» **Exercise aim**
Extract every line from the records below that contains the word "простейших".

— BEGIN Provided information —

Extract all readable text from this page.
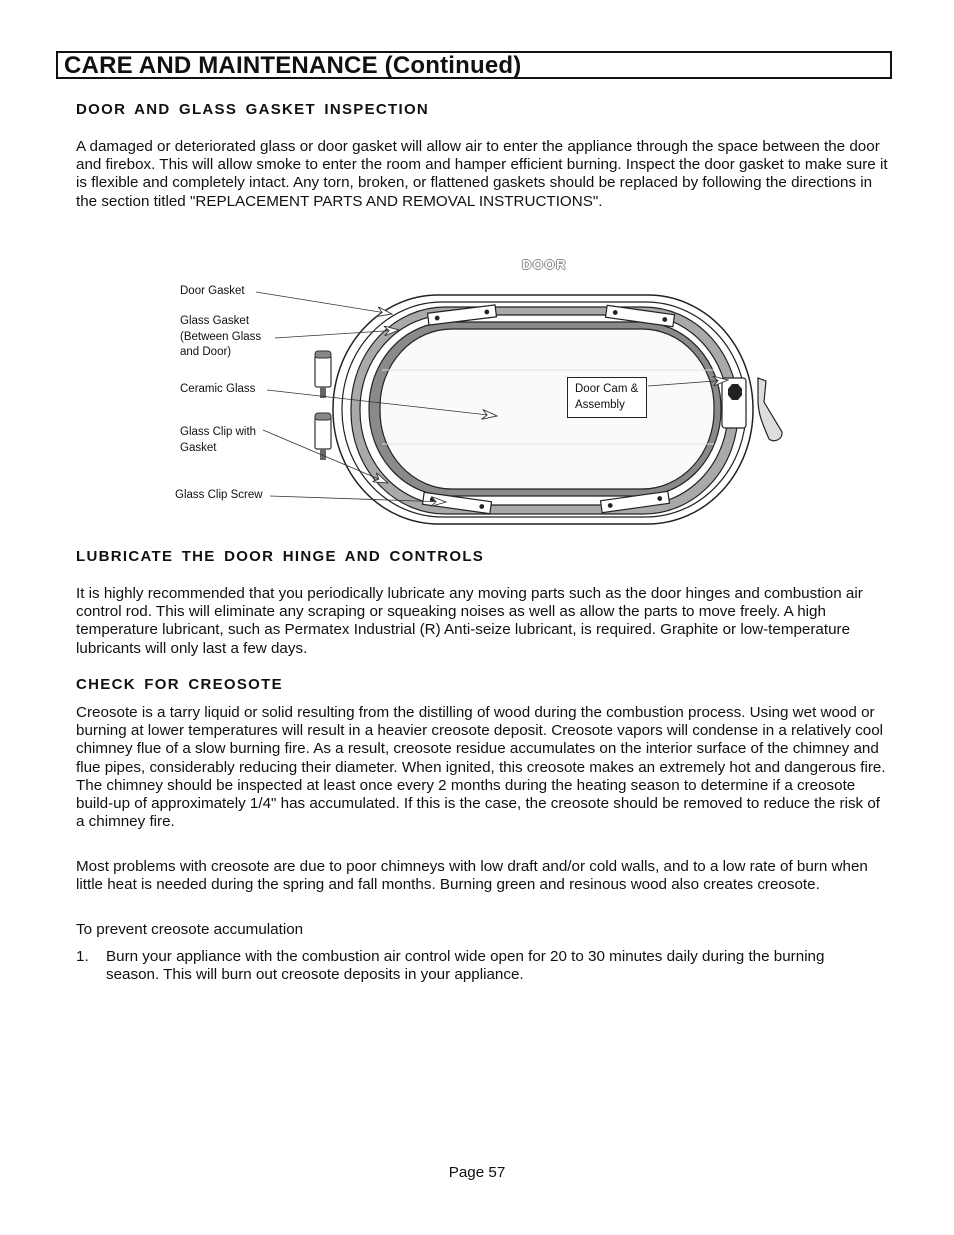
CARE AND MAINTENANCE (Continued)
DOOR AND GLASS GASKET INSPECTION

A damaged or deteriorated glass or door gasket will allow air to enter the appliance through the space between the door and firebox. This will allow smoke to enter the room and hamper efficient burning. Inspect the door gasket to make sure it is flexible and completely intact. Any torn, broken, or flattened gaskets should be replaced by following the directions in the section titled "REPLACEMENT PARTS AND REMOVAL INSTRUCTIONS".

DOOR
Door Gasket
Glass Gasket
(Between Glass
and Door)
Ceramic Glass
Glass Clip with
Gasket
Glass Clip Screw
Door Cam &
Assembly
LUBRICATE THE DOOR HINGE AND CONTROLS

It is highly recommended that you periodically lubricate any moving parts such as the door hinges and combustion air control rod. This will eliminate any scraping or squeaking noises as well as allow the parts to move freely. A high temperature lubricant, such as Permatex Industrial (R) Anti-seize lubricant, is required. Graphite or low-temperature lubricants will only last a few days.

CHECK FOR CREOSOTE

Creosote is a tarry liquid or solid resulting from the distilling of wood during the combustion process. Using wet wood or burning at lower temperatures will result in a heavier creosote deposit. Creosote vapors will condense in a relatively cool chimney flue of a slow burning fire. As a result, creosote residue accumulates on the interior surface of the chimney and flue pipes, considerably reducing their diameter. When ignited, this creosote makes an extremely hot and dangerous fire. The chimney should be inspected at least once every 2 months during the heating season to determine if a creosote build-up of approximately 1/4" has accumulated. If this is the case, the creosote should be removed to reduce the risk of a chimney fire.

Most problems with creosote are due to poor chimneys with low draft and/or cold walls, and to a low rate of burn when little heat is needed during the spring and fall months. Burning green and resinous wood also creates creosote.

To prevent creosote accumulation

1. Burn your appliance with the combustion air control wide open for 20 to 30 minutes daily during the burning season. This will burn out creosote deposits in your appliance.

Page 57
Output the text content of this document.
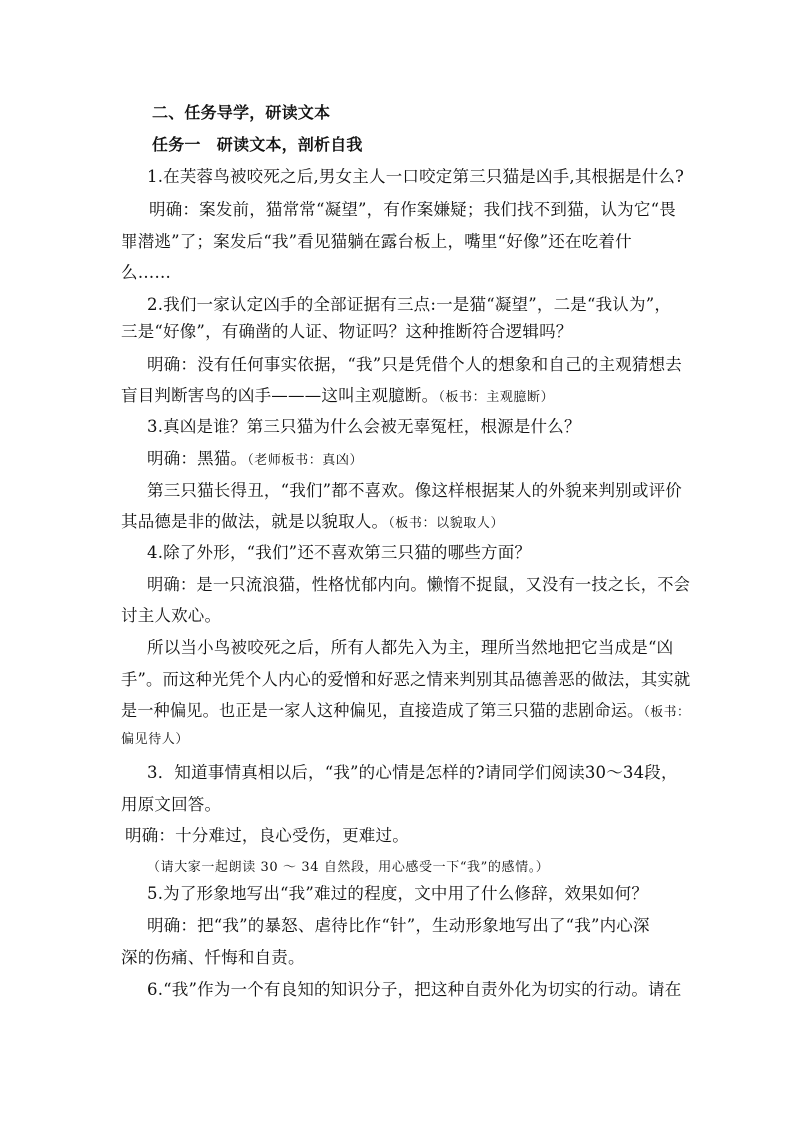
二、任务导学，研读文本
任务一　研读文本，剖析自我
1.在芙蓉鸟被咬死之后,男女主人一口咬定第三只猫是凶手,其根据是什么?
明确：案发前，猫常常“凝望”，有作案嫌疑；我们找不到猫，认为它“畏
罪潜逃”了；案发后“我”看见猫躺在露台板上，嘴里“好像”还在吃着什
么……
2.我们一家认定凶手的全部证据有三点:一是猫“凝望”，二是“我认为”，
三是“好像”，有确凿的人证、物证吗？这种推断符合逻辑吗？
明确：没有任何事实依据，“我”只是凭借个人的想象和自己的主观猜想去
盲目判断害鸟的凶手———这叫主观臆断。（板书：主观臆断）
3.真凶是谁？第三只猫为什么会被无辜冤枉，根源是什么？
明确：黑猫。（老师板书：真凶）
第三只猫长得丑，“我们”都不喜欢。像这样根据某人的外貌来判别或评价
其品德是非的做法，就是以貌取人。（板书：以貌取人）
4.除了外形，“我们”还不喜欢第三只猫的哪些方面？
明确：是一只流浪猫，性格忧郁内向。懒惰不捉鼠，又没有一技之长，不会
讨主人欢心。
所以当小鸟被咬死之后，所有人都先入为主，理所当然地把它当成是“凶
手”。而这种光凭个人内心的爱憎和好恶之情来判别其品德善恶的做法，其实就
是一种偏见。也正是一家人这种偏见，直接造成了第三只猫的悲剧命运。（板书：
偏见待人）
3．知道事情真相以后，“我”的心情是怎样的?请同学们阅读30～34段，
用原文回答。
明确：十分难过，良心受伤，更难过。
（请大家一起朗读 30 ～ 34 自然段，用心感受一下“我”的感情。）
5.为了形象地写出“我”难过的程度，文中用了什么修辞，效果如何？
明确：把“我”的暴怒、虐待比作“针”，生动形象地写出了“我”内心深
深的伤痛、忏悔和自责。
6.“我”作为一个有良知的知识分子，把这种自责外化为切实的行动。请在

— END Provided information —
— BEGIN Provided information —

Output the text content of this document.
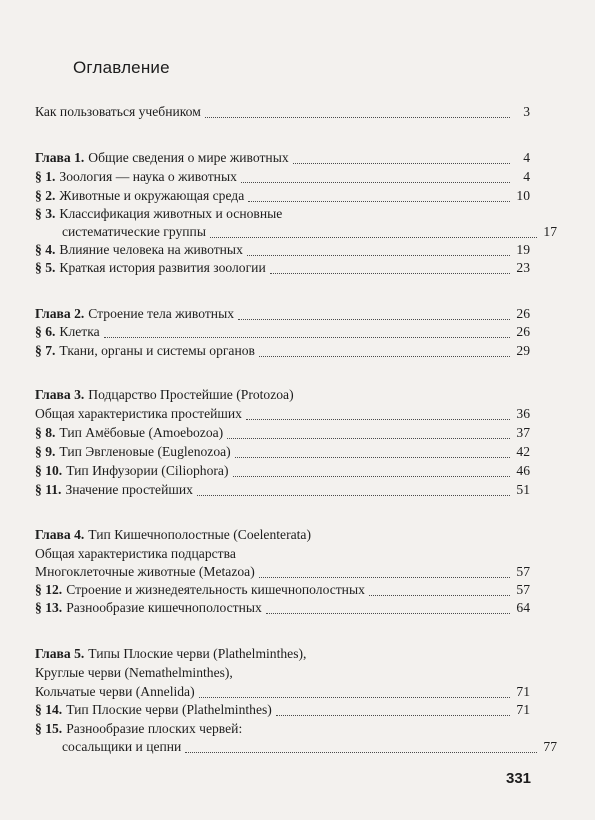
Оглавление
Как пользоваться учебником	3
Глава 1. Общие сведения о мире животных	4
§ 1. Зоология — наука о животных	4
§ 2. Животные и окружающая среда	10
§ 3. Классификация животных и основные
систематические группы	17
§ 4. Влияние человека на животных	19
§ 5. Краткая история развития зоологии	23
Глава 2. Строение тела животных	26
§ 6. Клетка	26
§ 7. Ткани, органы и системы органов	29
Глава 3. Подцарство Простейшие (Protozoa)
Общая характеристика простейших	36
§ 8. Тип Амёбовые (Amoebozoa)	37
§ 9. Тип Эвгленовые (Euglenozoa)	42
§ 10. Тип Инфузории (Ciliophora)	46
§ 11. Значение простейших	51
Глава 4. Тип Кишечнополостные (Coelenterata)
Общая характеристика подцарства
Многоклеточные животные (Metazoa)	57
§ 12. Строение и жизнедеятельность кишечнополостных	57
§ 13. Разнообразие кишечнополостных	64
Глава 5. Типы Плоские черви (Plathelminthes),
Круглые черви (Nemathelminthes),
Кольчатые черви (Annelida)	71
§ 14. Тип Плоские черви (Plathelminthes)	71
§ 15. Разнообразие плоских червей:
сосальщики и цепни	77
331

— END Provided information —

» **Answer to this problem**
Общая характеристика простейших	36
§ 11. Значение простейших	51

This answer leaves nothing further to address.